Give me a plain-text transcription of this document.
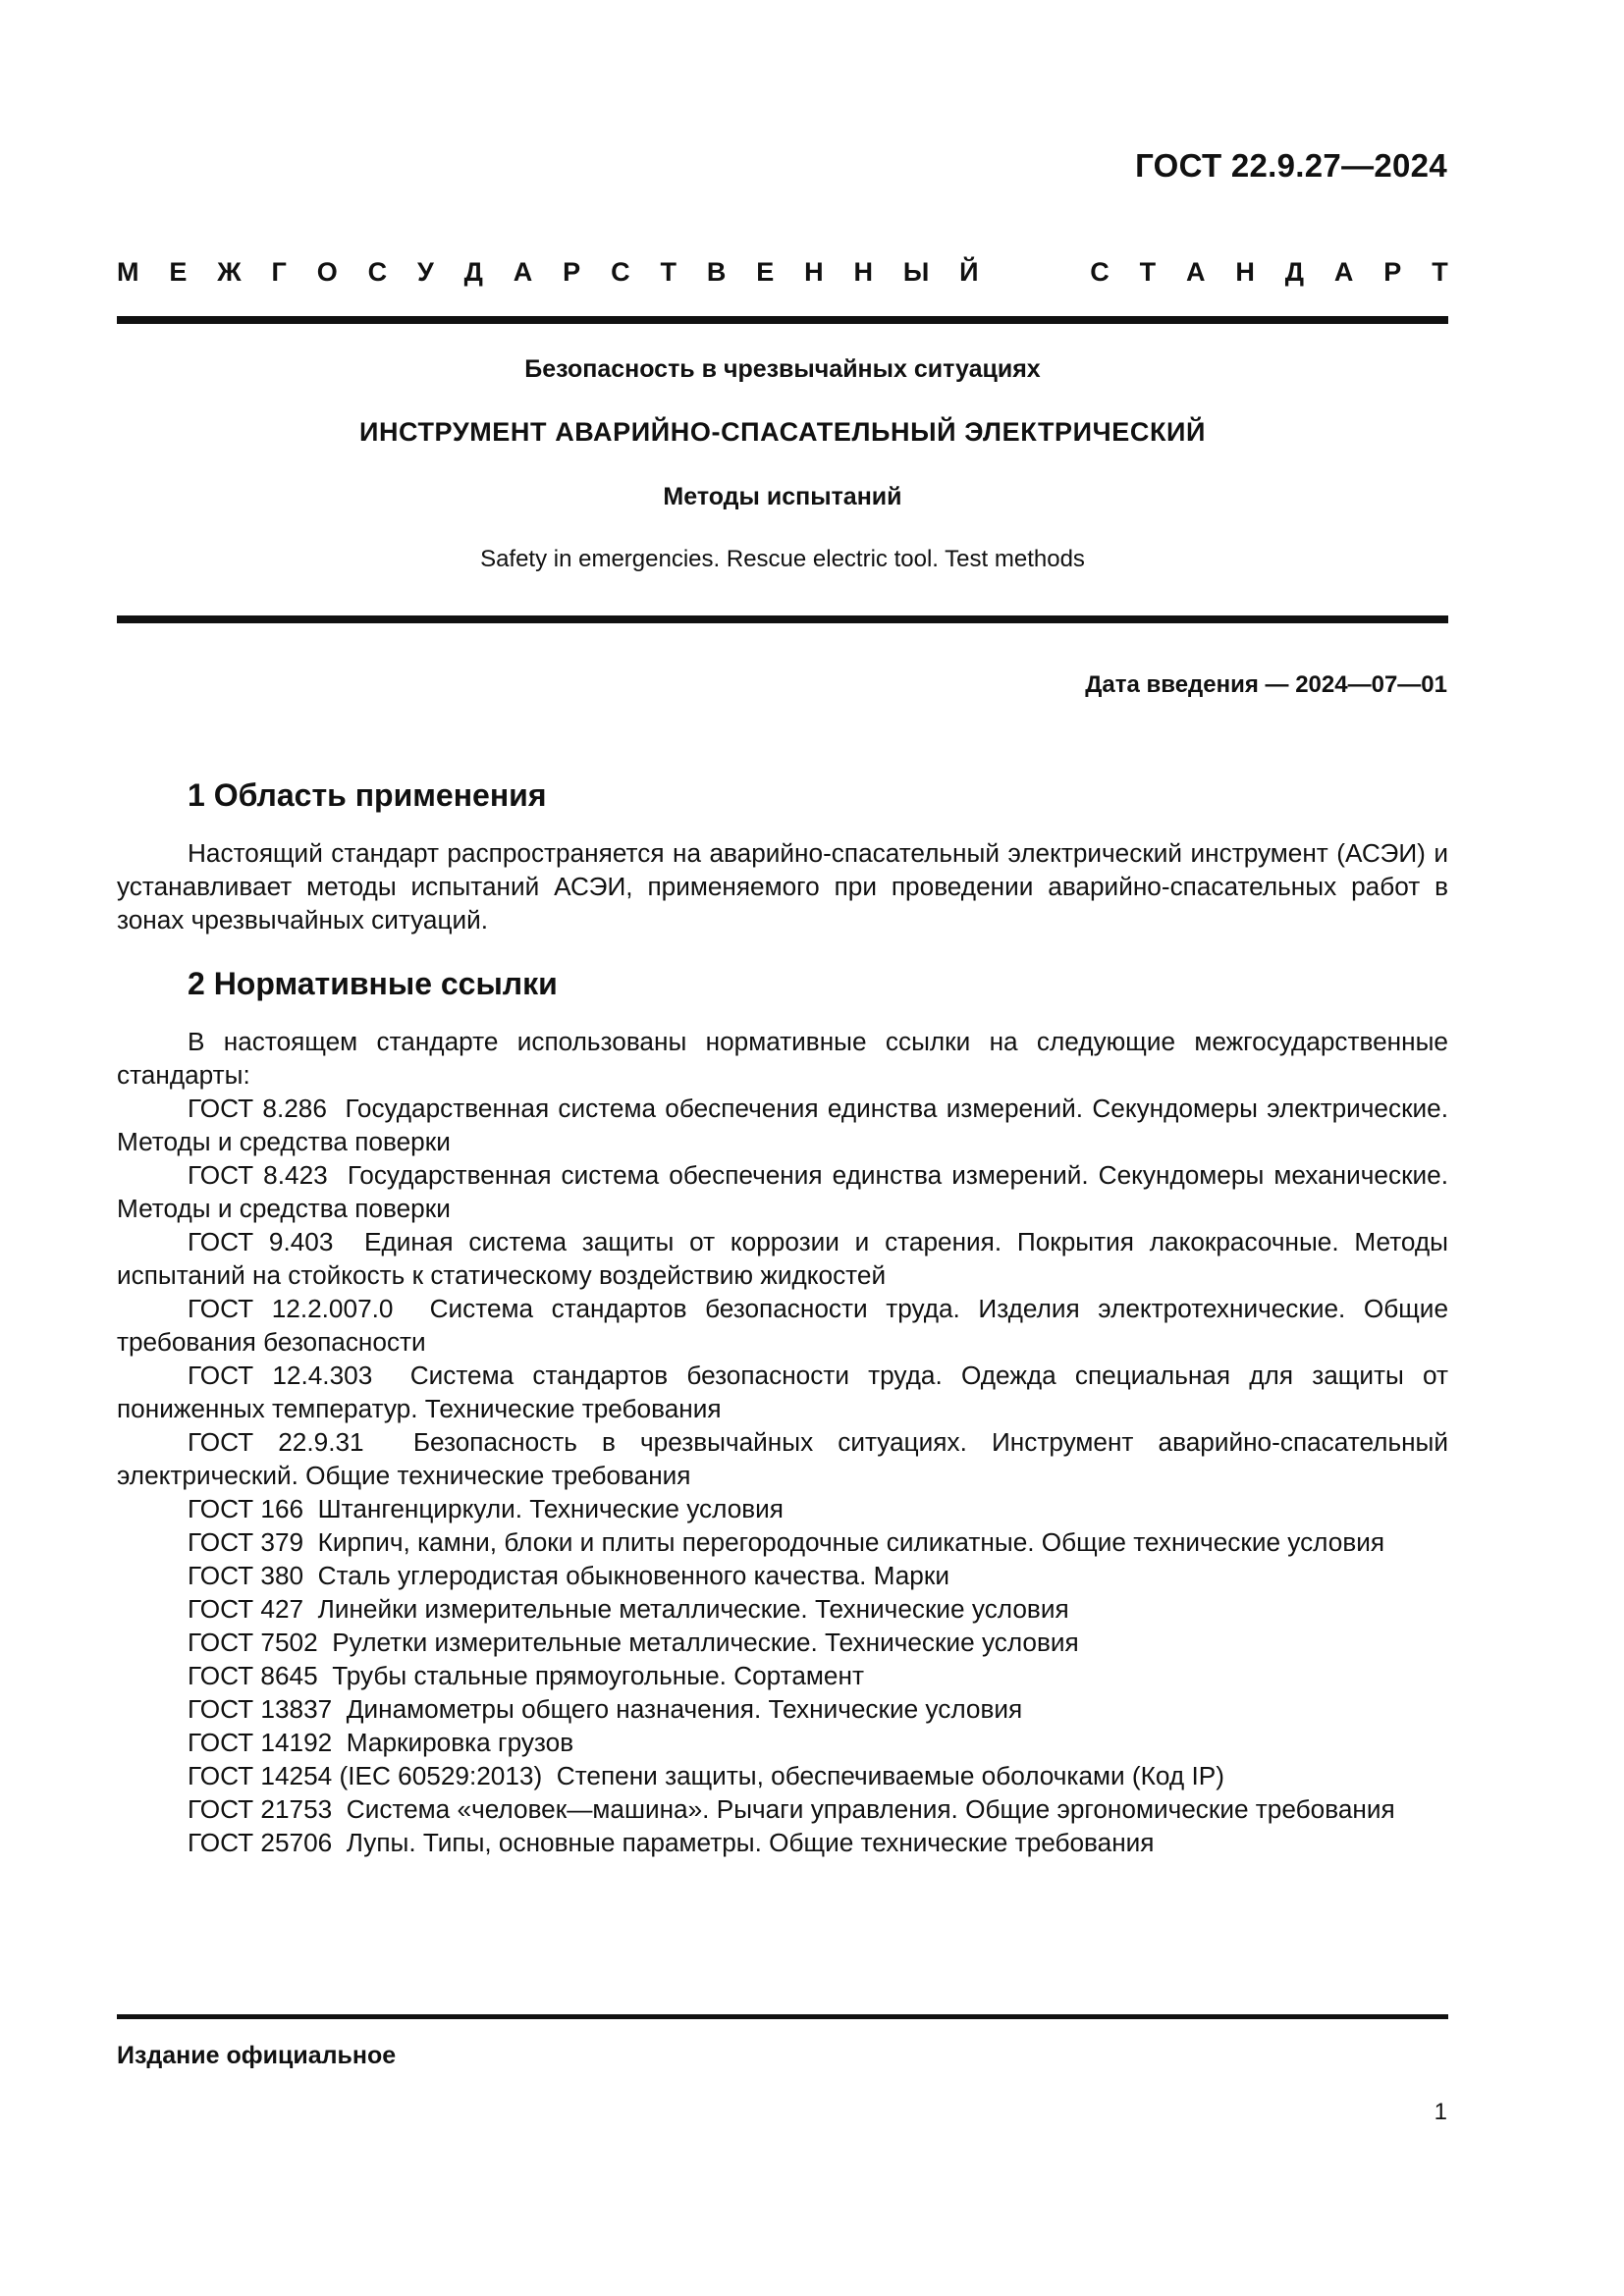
ГОСТ 22.9.27—2024
М Е Ж Г О С У Д А Р С Т В Е Н Н Ы Й	С Т А Н Д А Р Т
Безопасность в чрезвычайных ситуациях
ИНСТРУМЕНТ АВАРИЙНО-СПАСАТЕЛЬНЫЙ ЭЛЕКТРИЧЕСКИЙ
Методы испытаний
Safety in emergencies. Rescue electric tool. Test methods
Дата введения — 2024—07—01
1 Область применения

Настоящий стандарт распространяется на аварийно-спасательный электрический инструмент (АСЭИ) и устанавливает методы испытаний АСЭИ, применяемого при проведении аварийно-спасательных работ в зонах чрезвычайных ситуаций.

2 Нормативные ссылки

В настоящем стандарте использованы нормативные ссылки на следующие межгосударственные стандарты:

ГОСТ 8.286 Государственная система обеспечения единства измерений. Секундомеры электрические. Методы и средства поверки
ГОСТ 8.423 Государственная система обеспечения единства измерений. Секундомеры механические. Методы и средства поверки
ГОСТ 9.403 Единая система защиты от коррозии и старения. Покрытия лакокрасочные. Методы испытаний на стойкость к статическому воздействию жидкостей
ГОСТ 12.2.007.0 Система стандартов безопасности труда. Изделия электротехнические. Общие требования безопасности
ГОСТ 12.4.303 Система стандартов безопасности труда. Одежда специальная для защиты от пониженных температур. Технические требования
ГОСТ 22.9.31 Безопасность в чрезвычайных ситуациях. Инструмент аварийно-спасательный электрический. Общие технические требования
ГОСТ 166 Штангенциркули. Технические условия
ГОСТ 379 Кирпич, камни, блоки и плиты перегородочные силикатные. Общие технические условия
ГОСТ 380 Сталь углеродистая обыкновенного качества. Марки
ГОСТ 427 Линейки измерительные металлические. Технические условия
ГОСТ 7502 Рулетки измерительные металлические. Технические условия
ГОСТ 8645 Трубы стальные прямоугольные. Сортамент
ГОСТ 13837 Динамометры общего назначения. Технические условия
ГОСТ 14192 Маркировка грузов
ГОСТ 14254 (IEC 60529:2013) Степени защиты, обеспечиваемые оболочками (Код IP)
ГОСТ 21753 Система «человек—машина». Рычаги управления. Общие эргономические требования
ГОСТ 25706 Лупы. Типы, основные параметры. Общие технические требования
Издание официальное
1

→ Task directions: Show every line in the entries where the string "стандартов" occurs.

→ Finished exercise:
ГОСТ 12.2.007.0 Система стандартов безопасности труда. Изделия электротехнические. Общие требования безопасности
ГОСТ 12.4.303 Система стандартов безопасности труда. Одежда специальная для защиты от пониженных температур. Технические требования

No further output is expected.